** start of ROWS **

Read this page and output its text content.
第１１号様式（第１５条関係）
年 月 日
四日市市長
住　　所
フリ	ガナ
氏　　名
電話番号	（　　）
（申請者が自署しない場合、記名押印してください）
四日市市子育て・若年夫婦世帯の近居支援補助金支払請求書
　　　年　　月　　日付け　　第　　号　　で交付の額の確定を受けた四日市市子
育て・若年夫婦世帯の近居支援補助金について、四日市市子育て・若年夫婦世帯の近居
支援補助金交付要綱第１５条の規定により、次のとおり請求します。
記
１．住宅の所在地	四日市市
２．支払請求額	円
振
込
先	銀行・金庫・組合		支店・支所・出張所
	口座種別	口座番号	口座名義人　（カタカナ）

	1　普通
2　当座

** end of ROWS **

◆ **WHAT IS REQUIRED**: Looking at the records above, count the lines where the word "四日市市子育て" appears. State only the number.

◆ **FINAL ANSWER**: 2